### AUSGEWÄHLTER TEXT
Biografie
Hans-Peter Schwarz porträtiert Axel Caesar Springer jenseits des üblichen Schwarz-Weiß-Denkens
Dieses Leben braucht Zeit, erzählt zu werden. Drei Jahre Arbeit hat Hans-Peter Schwarz in die Biografie des Verlegers Axel Springer gesteckt, hat als erster Historiker Zugang zu den Archiven des Springer Verlags bekommen und schließlich ein Werk von über 700 Seiten vorgelegt. Nicht immer kommen bei solchen Mammutprojekten die besten und lesbarsten Ergebnisse heraus. In diesem Fall ist zu konstatieren, dass es möglicherweise schmissigere und pointiertere Lebensdarstellungen des vielleicht schillerndsten deutschen Verlegers gibt. Aber: Eine bessere gibt es wohl keine.
Schwarz geht erkennbar ohne jedes Vorurteil an den Mann heran, der sich selbst einmal eine "Symbolfigur der Bundesrepublik" genannt hat. Der Historiker nähert sich Springer mit Wohlwollen, das schon. Wenn er ihn an einer Stelle einen "seltenen Vogel" nennt, ist das durchaus als Sympathiebekundung zu verstehen. Doch eine Anbiederung oder gar Heldenverehrung wird aus dieser Lebensgeschichte an keiner Stelle. Steile Thesen sind Schwarz? Sache nicht - er stützt sich auf seine intensive Archivarbeit und die Interviews mit Begleitern des Verlegers, macht sich aber bei der Darstellung der Figur Springers weitgehend von Vereinnahmungen durch seine Quellen frei. "Dieser Mann war eine Ansammlung von Widersprüchen", schreibt Schwarz in einem Art Psychogramm des Verlegers, "einserseits ein harmoniesüchtiger, zugleich aber ein sprunghafter und selbstbezogener Mensch, ein kühl kalkulierender Verlagschef und ein zäher Politiker."
Schwarz gelingt es, die Entwicklung Springers vom unsicheren Jungverleger und "Bruder Leichtfuß" zum selbst- und machtbewussten Mann von Welt, gar zum "Grövaz" (Größter Verleger aller Zeiten), wie ihn Vertraute zuweilen ironisch nennen durften, schlüssig aufzuzeigen. An Visionen mangelte es dem jungen Springer nicht, doch zunächst war der Sohn eines mittelständischen Verlegers aus Hamburg im Dritten Reich ein "bürgerlicher Individualist", der wie seine Eltern mit den Nationalsozialisten und ihrer Ideologie so wenig wie möglich zu tun haben wollte, andererseits mit dem Widerstand gegen Hitler auch nichts am Hut hatte.

### ERFORDERLICHE SCHRITTE
a. Benenne in der Buchbesprechung im Abschnitt von „Schwarz gelingt es, die“ bis „am Hut hatte.“ das Wort „Hamburg“ in „Lübeck“ um und gib diesen Abschnitt wieder.
b. Fasse die Buchbesprechung in zwei Sätzen zusammen.
c. Beantworte anhand der Buchbesprechung diese Fragen:
(i) Wie viele Jahre Arbeit hat Schwarz in die Biografie gesteckt?
(ii) Als was hat Springer sich selbst einmal bezeichnet?
(iii) Wofür steht die Abkürzung „Grövaz“?
Die Einträge stammen aus einer anderen Quelle.

### VORLIEGENDE EINTRÄGE
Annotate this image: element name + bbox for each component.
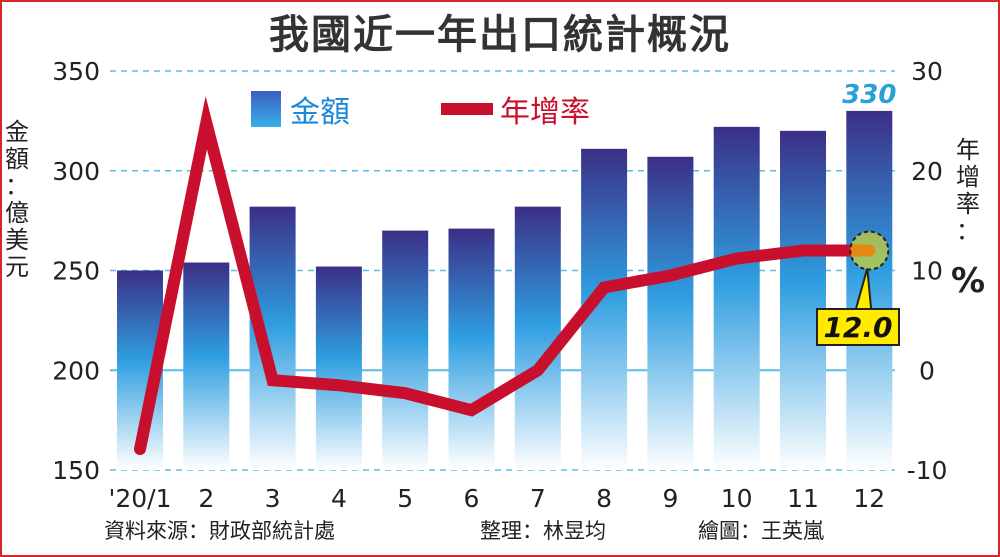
credit-source: 資料來源：財政部統計處 [104, 519, 335, 543]
right-tick-label: 20 [911, 157, 943, 186]
right-axis-title-char: 年 [956, 136, 980, 164]
x-tick-label: 9 [662, 484, 678, 513]
bar-7 [514, 206, 561, 470]
right-axis-title: 年增率： [956, 136, 980, 245]
right-tick-label: 0 [919, 356, 935, 385]
growth-point-3 [271, 379, 274, 382]
bar-4 [315, 266, 362, 470]
line-value-label: 12.0 [823, 311, 892, 344]
x-tick-label: 7 [530, 484, 546, 513]
legend-bar-label: 金額 [290, 95, 350, 130]
right-axis-title-char: 增 [956, 163, 980, 191]
bar-6 [448, 228, 495, 470]
left-axis-title-char: 元 [5, 253, 29, 281]
growth-point-8 [603, 286, 606, 289]
x-tick-label: 10 [721, 484, 753, 513]
left-axis-title: 金額：億美元 [5, 118, 29, 281]
bar-10 [713, 126, 760, 471]
grid-lines [110, 70, 895, 471]
growth-point-4 [337, 384, 340, 387]
legend-line-swatch [441, 103, 493, 115]
growth-point-10 [735, 257, 738, 260]
bar-2 [183, 262, 230, 470]
highlight-circle [849, 230, 890, 271]
left-tick-label: 200 [52, 356, 100, 385]
right-axis-title-char: 率 [956, 190, 980, 218]
left-axis-title-char: 額 [5, 145, 29, 173]
left-axis-title-char: ： [5, 172, 29, 200]
legend: 金額 年增率 [251, 91, 590, 130]
x-tick-label: 3 [265, 484, 281, 513]
x-tick-label: '20/1 [108, 484, 171, 513]
credit-artist: 繪圖：王英嵐 [698, 519, 824, 543]
left-tick-label: 150 [52, 456, 100, 485]
growth-line [134, 96, 876, 456]
growth-point-7 [536, 369, 539, 372]
axis-ticks: 150 200 250 300 350 -10 0 10 20 30 '20/1 2 3 4 5 6 7 8 9 10… [52, 57, 947, 513]
credits: 資料來源：財政部統計處 整理：林昱均 繪圖：王英嵐 [104, 519, 824, 543]
left-tick-label: 350 [52, 57, 100, 86]
legend-line-label: 年增率 [500, 95, 590, 130]
growth-point-2 [205, 121, 208, 124]
left-axis-title-char: 美 [5, 226, 29, 254]
left-tick-label: 250 [52, 257, 100, 286]
bar-11 [780, 130, 826, 470]
growth-point-9 [669, 274, 672, 277]
left-axis-title-char: 金 [5, 118, 29, 146]
x-tick-label: 11 [787, 484, 819, 513]
right-axis-title-char: ： [956, 217, 980, 245]
bar-value-label: 330 [842, 80, 896, 110]
x-tick-label: 4 [331, 484, 347, 513]
x-tick-label: 6 [464, 484, 480, 513]
annotations: 330 12.0 [816, 80, 900, 346]
callout-box [816, 308, 900, 346]
bar-9 [647, 156, 694, 470]
chart-title: 我國近一年出口統計概況 [269, 12, 731, 58]
legend-bar-swatch [251, 91, 281, 127]
left-axis-title-char: 億 [5, 199, 29, 227]
growth-point-6 [470, 409, 473, 412]
x-tick-label: 2 [198, 484, 214, 513]
right-tick-label: -10 [907, 456, 948, 485]
x-tick-label: 5 [397, 484, 413, 513]
growth-point-11 [802, 249, 804, 252]
x-tick-label: 12 [853, 484, 885, 513]
bar-series [117, 110, 893, 471]
growth-point-1 [139, 448, 141, 451]
right-tick-label: 30 [911, 57, 943, 86]
right-axis-unit: % [951, 261, 985, 301]
credit-editor: 整理：林昱均 [480, 519, 606, 543]
growth-point-5 [404, 392, 407, 395]
bar-5 [382, 230, 429, 470]
x-tick-label: 8 [596, 484, 612, 513]
right-tick-label: 10 [911, 257, 943, 286]
left-tick-label: 300 [52, 157, 100, 186]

### ANTWORTEN NACHEINANDER
a.
Schwarz gelingt es, die Entwicklung Springers vom unsicheren Jungverleger und "Bruder Leichtfuß" zum selbst- und machtbewussten Mann von Welt, gar zum "Grövaz" (Größter Verleger aller Zeiten), wie ihn Vertraute zuweilen ironisch nennen durften, schlüssig aufzuzeigen. An Visionen mangelte es dem jungen Springer nicht, doch zunächst war der Sohn eines mittelständischen Verlegers aus Lübeck im Dritten Reich ein "bürgerlicher Individualist", der wie seine Eltern mit den Nationalsozialisten und ihrer Ideologie so wenig wie möglich zu tun haben wollte, andererseits mit dem Widerstand gegen Hitler auch nichts am Hut hatte.

b. Hans-Peter Schwarz hat nach drei Jahren Arbeit und als erster Historiker mit Zugang zu den Archiven des Springer Verlags eine über 700 Seiten lange Biografie Axel Springers vorgelegt, die ihn wohlwollend, aber ohne Heldenverehrung als eine „Ansammlung von Widersprüchen“ zeichnet. Schlüssig zeigt sie Springers Entwicklung vom unsicheren Jungverleger zum macht- und selbstbewussten „Grövaz“, der im Dritten Reich zunächst ein „bürgerlicher Individualist“ war.

c.
(i) Drei Jahre.
(ii) Als „Symbolfigur der Bundesrepublik“.
(iii) Für „Größter Verleger aller Zeiten“.